Output all the data exactly. Pictures do not belong in the copy.

(Records from a collection)
◇ ◇ ◇ ◇ ◇

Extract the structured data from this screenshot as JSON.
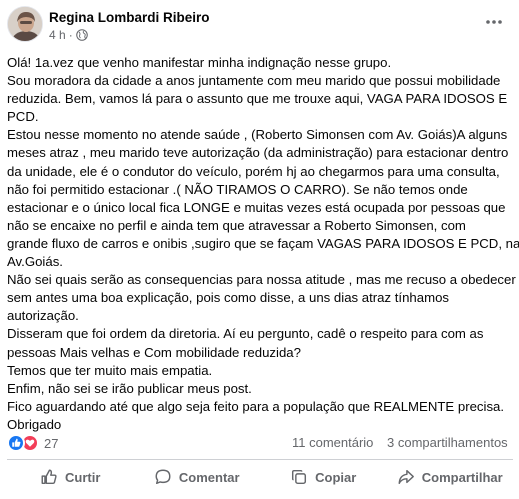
{
  "post": {
    "author": "Regina Lombardi Ribeiro",
    "time": "4 h",
    "meta_separator": "·",
    "privacy_icon": "globe-icon",
    "more_icon": "more-horizontal-icon",
    "text_lines": [
      "Olá! 1a.vez que venho manifestar minha indignação nesse grupo.",
      "Sou moradora da cidade a anos juntamente com meu marido que possui mobilidade",
      "reduzida. Bem, vamos lá para o assunto que me trouxe aqui, VAGA PARA IDOSOS E",
      "PCD.",
      "Estou nesse momento no atende saúde , (Roberto Simonsen com Av. Goiás)A alguns",
      "meses atraz , meu marido teve autorização (da administração) para estacionar dentro",
      "da unidade, ele é o condutor do veículo, porém hj ao chegarmos para uma consulta,",
      "não foi permitido estacionar .( NÃO TIRAMOS O CARRO). Se não temos onde",
      "estacionar e o único local fica LONGE e  muitas vezes está ocupada  por pessoas que",
      "não  se encaixe no perfil e ainda tem que atravessar a Roberto Simonsen,  com",
      "grande fluxo de carros e onibis ,sugiro que se façam VAGAS PARA IDOSOS E PCD, na",
      "Av.Goiás.",
      "Não sei quais serão as consequencias para nossa atitude , mas me recuso a obedecer",
      "sem antes uma boa explicação,  pois como disse, a uns dias atraz tínhamos",
      "autorização.",
      "Disseram que foi ordem da diretoria. Aí eu pergunto, cadê o respeito para com as",
      "pessoas Mais velhas e Com mobilidade reduzida?",
      "Temos que ter muito mais empatia.",
      "Enfim, não sei se irão publicar meus post.",
      "Fico aguardando até que algo seja feito para a população que REALMENTE precisa.",
      "Obrigado"
    ]
  },
  "stats": {
    "reactions_count": "27",
    "reaction_icons": [
      "like-reaction-icon",
      "love-reaction-icon"
    ],
    "comments": "11 comentário",
    "shares": "3 compartilhamentos"
  },
  "actions": {
    "like": "Curtir",
    "comment": "Comentar",
    "copy": "Copiar",
    "share": "Compartilhar"
  },
  "colors": {
    "text": "#050505",
    "secondary": "#65676b",
    "like_blue": "#1877f2",
    "love_red": "#f33e58",
    "divider": "#ced0d4"
  }
}
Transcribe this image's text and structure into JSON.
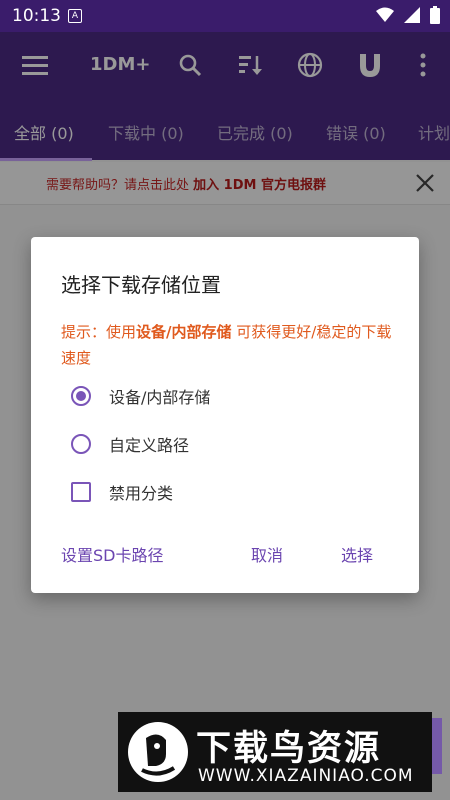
{
  "status": {
    "time": "10:13",
    "notif": "A"
  },
  "appbar": {
    "title": "1DM+",
    "icons": [
      "menu-icon",
      "search-icon",
      "sort-icon",
      "globe-icon",
      "magnet-icon",
      "more-vert-icon"
    ]
  },
  "tabs": [
    {
      "label": "全部 (0)",
      "active": true
    },
    {
      "label": "下载中 (0)",
      "active": false
    },
    {
      "label": "已完成 (0)",
      "active": false
    },
    {
      "label": "错误 (0)",
      "active": false
    },
    {
      "label": "计划",
      "active": false
    }
  ],
  "help_banner": {
    "text": "需要帮助吗？请点击此处",
    "link": "加入 1DM 官方电报群"
  },
  "dialog": {
    "title": "选择下载存储位置",
    "hint_prefix": "提示：使用",
    "hint_bold": "设备/内部存储",
    "hint_suffix": " 可获得更好/稳定的下载速度",
    "options": [
      {
        "label": "设备/内部存储",
        "type": "radio",
        "selected": true
      },
      {
        "label": "自定义路径",
        "type": "radio",
        "selected": false
      },
      {
        "label": "禁用分类",
        "type": "checkbox",
        "checked": false
      }
    ],
    "buttons": {
      "sd": "设置SD卡路径",
      "cancel": "取消",
      "confirm": "选择"
    }
  },
  "watermark": {
    "title": "下载鸟资源",
    "url": "WWW.XIAZAINIAO.COM"
  },
  "colors": {
    "primary": "#4b2a84",
    "accent": "#7a55b8",
    "hint": "#e05a1e",
    "banner": "#c62828"
  }
}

◇ ◇ ◇ ◇ ◇

- Answer below -
Extract the structured data from this screenshot as JSON.
{
  "post": {
    "author": "Regina Lombardi Ribeiro",
    "time": "4 h",
    "meta_separator": "·",
    "privacy_icon": "globe-icon",
    "more_icon": "more-horizontal-icon",
    "text_lines": [
      "Olá! 1a.vez que venho manifestar minha indignação nesse grupo.",
      "Sou moradora da cidade a anos juntamente com meu marido que possui mobilidade",
      "reduzida. Bem, vamos lá para o assunto que me trouxe aqui, VAGA PARA IDOSOS E",
      "PCD.",
      "Estou nesse momento no atende saúde , (Roberto Simonsen com Av. Goiás)A alguns",
      "meses atraz , meu marido teve autorização (da administração) para estacionar dentro",
      "da unidade, ele é o condutor do veículo, porém hj ao chegarmos para uma consulta,",
      "não foi permitido estacionar .( NÃO TIRAMOS O CARRO). Se não temos onde",
      "estacionar e o único local fica LONGE e  muitas vezes está ocupada  por pessoas que",
      "não  se encaixe no perfil e ainda tem que atravessar a Roberto Simonsen,  com",
      "grande fluxo de carros e onibis ,sugiro que se façam VAGAS PARA IDOSOS E PCD, na",
      "Av.Goiás.",
      "Não sei quais serão as consequencias para nossa atitude , mas me recuso a obedecer",
      "sem antes uma boa explicação,  pois como disse, a uns dias atraz tínhamos",
      "autorização.",
      "Disseram que foi ordem da diretoria. Aí eu pergunto, cadê o respeito para com as",
      "pessoas Mais velhas e Com mobilidade reduzida?",
      "Temos que ter muito mais empatia.",
      "Enfim, não sei se irão publicar meus post.",
      "Fico aguardando até que algo seja feito para a população que REALMENTE precisa.",
      "Obrigado"
    ]
  },
  "stats": {
    "reactions_count": "27",
    "reaction_icons": [
      "like-reaction-icon",
      "love-reaction-icon"
    ],
    "comments": "11 comentário",
    "shares": "3 compartilhamentos"
  },
  "actions": {
    "like": "Curtir",
    "comment": "Comentar",
    "copy": "Copiar",
    "share": "Compartilhar"
  },
  "colors": {
    "text": "#050505",
    "secondary": "#65676b",
    "like_blue": "#1877f2",
    "love_red": "#f33e58",
    "divider": "#ced0d4"
  }
}
Transcribe this image's text and structure into JSON.
{
  "status": {
    "time": "10:13",
    "notif": "A"
  },
  "appbar": {
    "title": "1DM+",
    "icons": [
      "menu-icon",
      "search-icon",
      "sort-icon",
      "globe-icon",
      "magnet-icon",
      "more-vert-icon"
    ]
  },
  "tabs": [
    {
      "label": "全部 (0)",
      "active": true
    },
    {
      "label": "下载中 (0)",
      "active": false
    },
    {
      "label": "已完成 (0)",
      "active": false
    },
    {
      "label": "错误 (0)",
      "active": false
    },
    {
      "label": "计划",
      "active": false
    }
  ],
  "help_banner": {
    "text": "需要帮助吗？请点击此处",
    "link": "加入 1DM 官方电报群"
  },
  "dialog": {
    "title": "选择下载存储位置",
    "hint_prefix": "提示：使用",
    "hint_bold": "设备/内部存储",
    "hint_suffix": " 可获得更好/稳定的下载速度",
    "options": [
      {
        "label": "设备/内部存储",
        "type": "radio",
        "selected": true
      },
      {
        "label": "自定义路径",
        "type": "radio",
        "selected": false
      },
      {
        "label": "禁用分类",
        "type": "checkbox",
        "checked": false
      }
    ],
    "buttons": {
      "sd": "设置SD卡路径",
      "cancel": "取消",
      "confirm": "选择"
    }
  },
  "watermark": {
    "title": "下载鸟资源",
    "url": "WWW.XIAZAINIAO.COM"
  },
  "colors": {
    "primary": "#4b2a84",
    "accent": "#7a55b8",
    "hint": "#e05a1e",
    "banner": "#c62828"
  }
}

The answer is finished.